■ **DIRECTIONS FOR THIS TASK**
Would you repeat the listing exactly but omit every picture?

■ **MATERIAL**

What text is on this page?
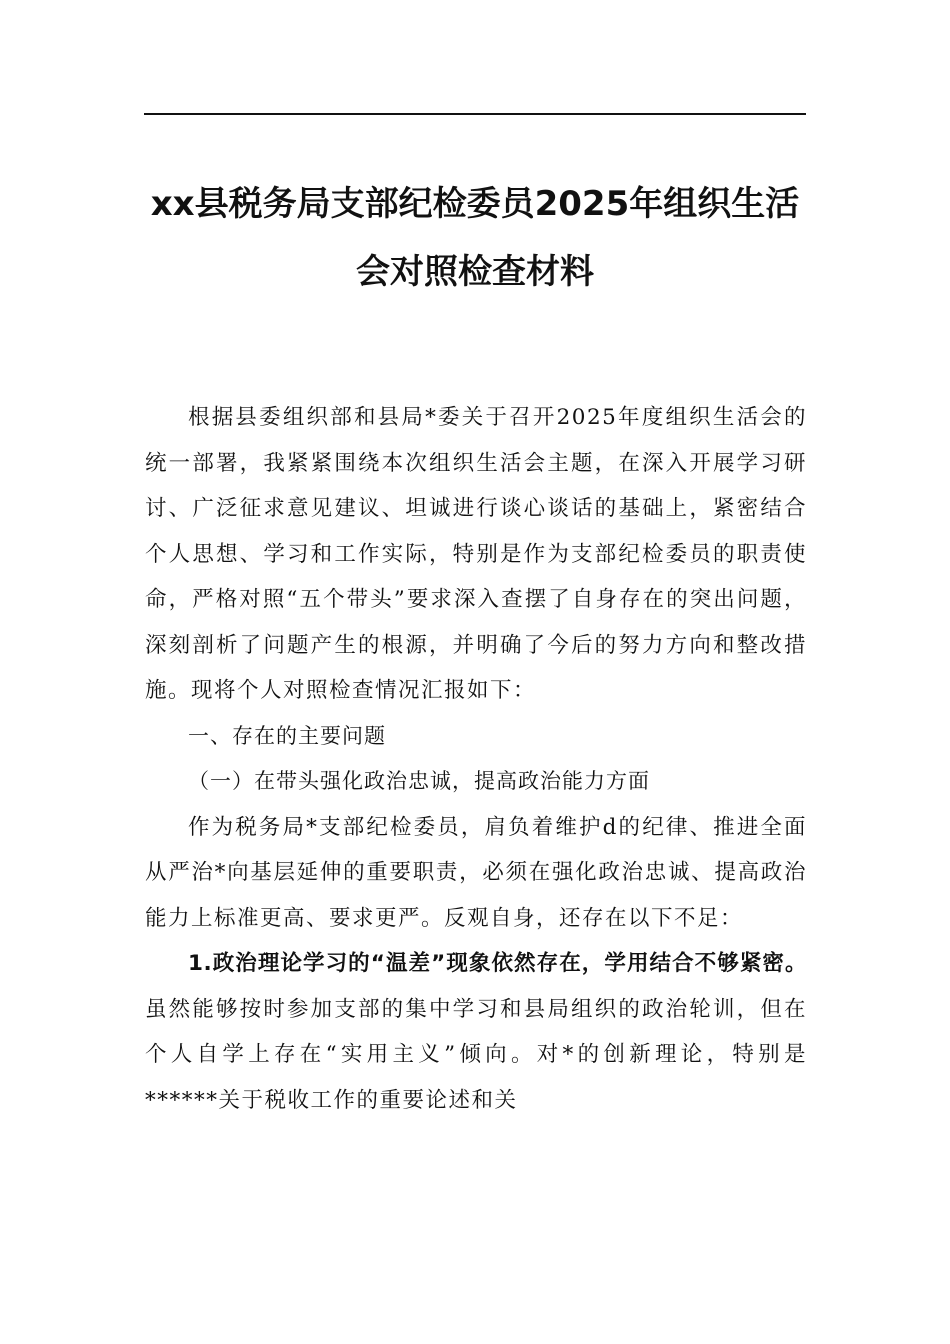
xx县税务局支部纪检委员2025年组织生活
会对照检查材料

根据县委组织部和县局*委关于召开2025年度组织生活会的统一部署，我紧紧围绕本次组织生活会主题，在深入开展学习研讨、广泛征求意见建议、坦诚进行谈心谈话的基础上，紧密结合个人思想、学习和工作实际，特别是作为支部纪检委员的职责使命，严格对照“五个带头”要求深入查摆了自身存在的突出问题，深刻剖析了问题产生的根源，并明确了今后的努力方向和整改措施。现将个人对照检查情况汇报如下：

一、存在的主要问题

（一）在带头强化政治忠诚，提高政治能力方面

作为税务局*支部纪检委员，肩负着维护d的纪律、推进全面从严治*向基层延伸的重要职责，必须在强化政治忠诚、提高政治能力上标准更高、要求更严。反观自身，还存在以下不足：

1.政治理论学习的“温差”现象依然存在，学用结合不够紧密。虽然能够按时参加支部的集中学习和县局组织的政治轮训，但在个人自学上存在“实用主义”倾向。对*的创新理论，特别是******关于税收工作的重要论述和关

■ **TASK OUTPUT**
What text is on this page?
xx县税务局支部纪检委员2025年组织生活
会对照检查材料

根据县委组织部和县局*委关于召开2025年度组织生活会的统一部署，我紧紧围绕本次组织生活会主题，在深入开展学习研讨、广泛征求意见建议、坦诚进行谈心谈话的基础上，紧密结合个人思想、学习和工作实际，特别是作为支部纪检委员的职责使命，严格对照“五个带头”要求深入查摆了自身存在的突出问题，深刻剖析了问题产生的根源，并明确了今后的努力方向和整改措施。现将个人对照检查情况汇报如下：

一、存在的主要问题

（一）在带头强化政治忠诚，提高政治能力方面

作为税务局*支部纪检委员，肩负着维护d的纪律、推进全面从严治*向基层延伸的重要职责，必须在强化政治忠诚、提高政治能力上标准更高、要求更严。反观自身，还存在以下不足：

1.政治理论学习的“温差”现象依然存在，学用结合不够紧密。虽然能够按时参加支部的集中学习和县局组织的政治轮训，但在个人自学上存在“实用主义”倾向。对*的创新理论，特别是******关于税收工作的重要论述和关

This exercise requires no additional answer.